● **Data shown**:
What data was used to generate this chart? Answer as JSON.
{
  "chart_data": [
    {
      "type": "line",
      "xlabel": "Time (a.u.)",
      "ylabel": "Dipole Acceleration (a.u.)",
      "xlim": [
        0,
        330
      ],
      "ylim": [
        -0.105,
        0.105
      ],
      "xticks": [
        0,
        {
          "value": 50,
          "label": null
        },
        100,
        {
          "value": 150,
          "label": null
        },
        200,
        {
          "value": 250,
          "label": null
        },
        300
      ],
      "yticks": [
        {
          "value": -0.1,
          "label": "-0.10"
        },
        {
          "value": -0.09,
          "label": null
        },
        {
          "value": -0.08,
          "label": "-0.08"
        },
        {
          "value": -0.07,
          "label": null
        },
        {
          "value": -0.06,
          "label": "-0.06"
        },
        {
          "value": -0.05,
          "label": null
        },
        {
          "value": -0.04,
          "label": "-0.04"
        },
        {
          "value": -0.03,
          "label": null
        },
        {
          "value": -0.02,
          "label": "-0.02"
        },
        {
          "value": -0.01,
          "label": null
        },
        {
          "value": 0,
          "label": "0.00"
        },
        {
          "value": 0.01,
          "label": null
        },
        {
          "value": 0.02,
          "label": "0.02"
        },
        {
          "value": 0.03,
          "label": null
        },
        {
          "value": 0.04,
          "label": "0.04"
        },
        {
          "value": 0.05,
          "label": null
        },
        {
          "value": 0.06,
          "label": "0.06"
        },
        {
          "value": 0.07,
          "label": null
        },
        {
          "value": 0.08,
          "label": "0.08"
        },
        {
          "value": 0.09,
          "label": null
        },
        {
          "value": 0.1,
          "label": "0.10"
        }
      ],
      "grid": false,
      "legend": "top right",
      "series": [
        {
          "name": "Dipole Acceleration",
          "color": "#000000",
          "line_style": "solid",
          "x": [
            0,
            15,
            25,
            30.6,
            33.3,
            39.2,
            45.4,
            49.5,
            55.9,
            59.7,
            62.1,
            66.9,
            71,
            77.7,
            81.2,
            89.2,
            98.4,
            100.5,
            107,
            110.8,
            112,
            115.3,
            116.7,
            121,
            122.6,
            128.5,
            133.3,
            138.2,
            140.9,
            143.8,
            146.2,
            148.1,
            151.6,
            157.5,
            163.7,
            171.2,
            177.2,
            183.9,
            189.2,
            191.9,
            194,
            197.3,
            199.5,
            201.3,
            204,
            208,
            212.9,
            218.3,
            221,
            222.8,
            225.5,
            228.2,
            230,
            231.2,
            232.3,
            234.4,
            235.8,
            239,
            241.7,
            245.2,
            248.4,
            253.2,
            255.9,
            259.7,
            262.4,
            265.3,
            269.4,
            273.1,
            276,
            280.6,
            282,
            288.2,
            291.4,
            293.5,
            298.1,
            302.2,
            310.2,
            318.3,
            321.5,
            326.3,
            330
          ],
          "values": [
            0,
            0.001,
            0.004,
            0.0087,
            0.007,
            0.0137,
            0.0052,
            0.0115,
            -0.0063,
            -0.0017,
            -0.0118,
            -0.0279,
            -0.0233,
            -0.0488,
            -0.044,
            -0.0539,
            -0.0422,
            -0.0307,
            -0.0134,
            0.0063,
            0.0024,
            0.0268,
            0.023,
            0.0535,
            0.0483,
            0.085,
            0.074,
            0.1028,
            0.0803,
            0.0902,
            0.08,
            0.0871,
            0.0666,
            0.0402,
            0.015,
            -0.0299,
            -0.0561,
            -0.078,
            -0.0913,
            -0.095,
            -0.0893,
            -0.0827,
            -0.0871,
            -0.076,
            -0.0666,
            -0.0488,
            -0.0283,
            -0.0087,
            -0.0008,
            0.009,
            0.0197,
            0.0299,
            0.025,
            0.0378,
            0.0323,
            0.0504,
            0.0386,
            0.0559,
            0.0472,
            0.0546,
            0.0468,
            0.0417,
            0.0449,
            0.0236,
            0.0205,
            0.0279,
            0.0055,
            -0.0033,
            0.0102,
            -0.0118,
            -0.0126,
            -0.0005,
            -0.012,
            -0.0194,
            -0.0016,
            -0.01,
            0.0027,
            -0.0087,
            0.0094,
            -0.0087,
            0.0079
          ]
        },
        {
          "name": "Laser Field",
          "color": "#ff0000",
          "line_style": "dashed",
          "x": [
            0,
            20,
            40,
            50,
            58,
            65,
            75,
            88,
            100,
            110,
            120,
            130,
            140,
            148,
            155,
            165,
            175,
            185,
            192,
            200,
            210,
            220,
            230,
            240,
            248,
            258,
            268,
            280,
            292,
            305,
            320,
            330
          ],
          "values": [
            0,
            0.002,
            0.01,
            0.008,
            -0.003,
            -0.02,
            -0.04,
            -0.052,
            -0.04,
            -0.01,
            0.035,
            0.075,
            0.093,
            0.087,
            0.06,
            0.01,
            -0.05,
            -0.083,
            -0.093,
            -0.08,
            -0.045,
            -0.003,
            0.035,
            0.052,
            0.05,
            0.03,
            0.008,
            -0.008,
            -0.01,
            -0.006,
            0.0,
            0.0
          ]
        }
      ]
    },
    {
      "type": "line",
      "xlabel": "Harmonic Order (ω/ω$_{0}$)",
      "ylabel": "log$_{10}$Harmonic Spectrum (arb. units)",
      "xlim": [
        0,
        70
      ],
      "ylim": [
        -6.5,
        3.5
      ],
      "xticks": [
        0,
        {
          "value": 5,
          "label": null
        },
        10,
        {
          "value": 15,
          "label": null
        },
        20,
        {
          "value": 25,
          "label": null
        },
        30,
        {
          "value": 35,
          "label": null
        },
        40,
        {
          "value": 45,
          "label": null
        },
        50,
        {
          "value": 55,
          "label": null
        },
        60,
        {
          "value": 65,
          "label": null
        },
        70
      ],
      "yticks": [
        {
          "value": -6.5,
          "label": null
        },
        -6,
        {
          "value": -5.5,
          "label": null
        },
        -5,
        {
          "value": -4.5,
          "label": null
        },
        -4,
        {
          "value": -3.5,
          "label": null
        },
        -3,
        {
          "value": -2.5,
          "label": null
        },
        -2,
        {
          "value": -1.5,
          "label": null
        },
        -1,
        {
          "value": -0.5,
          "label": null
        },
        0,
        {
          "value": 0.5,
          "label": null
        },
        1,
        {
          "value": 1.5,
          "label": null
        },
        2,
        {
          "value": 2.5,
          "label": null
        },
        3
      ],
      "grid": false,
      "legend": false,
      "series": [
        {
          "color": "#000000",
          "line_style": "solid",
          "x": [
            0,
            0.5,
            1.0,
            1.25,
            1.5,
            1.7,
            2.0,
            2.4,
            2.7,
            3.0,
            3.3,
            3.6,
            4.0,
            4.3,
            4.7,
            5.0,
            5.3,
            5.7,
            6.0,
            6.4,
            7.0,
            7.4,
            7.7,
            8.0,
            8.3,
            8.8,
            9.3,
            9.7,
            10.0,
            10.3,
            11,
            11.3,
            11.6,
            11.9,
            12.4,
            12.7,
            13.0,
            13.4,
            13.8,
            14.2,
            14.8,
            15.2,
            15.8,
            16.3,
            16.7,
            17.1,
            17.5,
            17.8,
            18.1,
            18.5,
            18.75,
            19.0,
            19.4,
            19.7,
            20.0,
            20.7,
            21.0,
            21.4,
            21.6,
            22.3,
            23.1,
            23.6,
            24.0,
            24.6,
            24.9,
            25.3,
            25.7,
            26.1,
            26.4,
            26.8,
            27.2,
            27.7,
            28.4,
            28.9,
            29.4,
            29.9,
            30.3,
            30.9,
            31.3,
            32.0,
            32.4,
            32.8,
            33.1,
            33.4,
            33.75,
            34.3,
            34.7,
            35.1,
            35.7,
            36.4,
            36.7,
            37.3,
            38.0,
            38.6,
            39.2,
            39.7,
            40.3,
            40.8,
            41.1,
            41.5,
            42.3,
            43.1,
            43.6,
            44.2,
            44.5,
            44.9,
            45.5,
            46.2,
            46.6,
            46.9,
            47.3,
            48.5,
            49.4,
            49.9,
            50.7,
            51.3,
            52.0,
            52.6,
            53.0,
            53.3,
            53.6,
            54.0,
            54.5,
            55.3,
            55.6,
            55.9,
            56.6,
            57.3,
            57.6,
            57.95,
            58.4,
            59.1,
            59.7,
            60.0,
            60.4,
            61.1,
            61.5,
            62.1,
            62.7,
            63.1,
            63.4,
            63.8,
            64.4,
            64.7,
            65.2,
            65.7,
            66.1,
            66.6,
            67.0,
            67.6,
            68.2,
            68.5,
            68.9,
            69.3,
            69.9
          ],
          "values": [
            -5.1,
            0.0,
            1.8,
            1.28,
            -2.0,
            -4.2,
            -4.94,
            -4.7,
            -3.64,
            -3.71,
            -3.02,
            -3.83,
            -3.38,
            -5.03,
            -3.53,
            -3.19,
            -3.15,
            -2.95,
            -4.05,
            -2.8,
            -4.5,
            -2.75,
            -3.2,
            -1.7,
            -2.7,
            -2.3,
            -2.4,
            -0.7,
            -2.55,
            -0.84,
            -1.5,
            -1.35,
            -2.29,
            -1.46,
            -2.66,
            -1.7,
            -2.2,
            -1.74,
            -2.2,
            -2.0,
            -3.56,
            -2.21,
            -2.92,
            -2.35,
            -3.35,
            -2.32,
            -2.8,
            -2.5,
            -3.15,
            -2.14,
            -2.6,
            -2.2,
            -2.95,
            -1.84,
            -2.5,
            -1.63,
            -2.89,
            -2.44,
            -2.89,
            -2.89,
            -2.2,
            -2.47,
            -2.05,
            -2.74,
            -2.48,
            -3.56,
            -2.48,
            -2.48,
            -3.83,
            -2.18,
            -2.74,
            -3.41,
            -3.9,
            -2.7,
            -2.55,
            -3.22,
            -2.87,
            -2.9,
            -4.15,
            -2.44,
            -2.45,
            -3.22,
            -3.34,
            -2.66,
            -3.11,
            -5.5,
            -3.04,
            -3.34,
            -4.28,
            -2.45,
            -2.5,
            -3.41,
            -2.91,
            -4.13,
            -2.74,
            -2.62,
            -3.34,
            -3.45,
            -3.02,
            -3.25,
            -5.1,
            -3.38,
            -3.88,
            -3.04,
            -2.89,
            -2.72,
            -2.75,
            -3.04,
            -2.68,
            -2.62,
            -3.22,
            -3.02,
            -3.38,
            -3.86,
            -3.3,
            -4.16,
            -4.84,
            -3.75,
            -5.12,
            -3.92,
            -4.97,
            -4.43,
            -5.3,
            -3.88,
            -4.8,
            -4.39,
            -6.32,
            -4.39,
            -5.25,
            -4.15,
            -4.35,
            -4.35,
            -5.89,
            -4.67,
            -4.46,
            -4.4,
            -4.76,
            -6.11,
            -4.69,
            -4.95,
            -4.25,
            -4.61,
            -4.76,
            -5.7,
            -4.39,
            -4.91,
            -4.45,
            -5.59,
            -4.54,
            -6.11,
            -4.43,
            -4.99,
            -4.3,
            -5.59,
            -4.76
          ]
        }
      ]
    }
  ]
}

● **Exercise goal**: Identify each line containing the string "name" and copy it out.

● **Complete output**:
          "name": "Dipole Acceleration",
          "name": "Laser Field",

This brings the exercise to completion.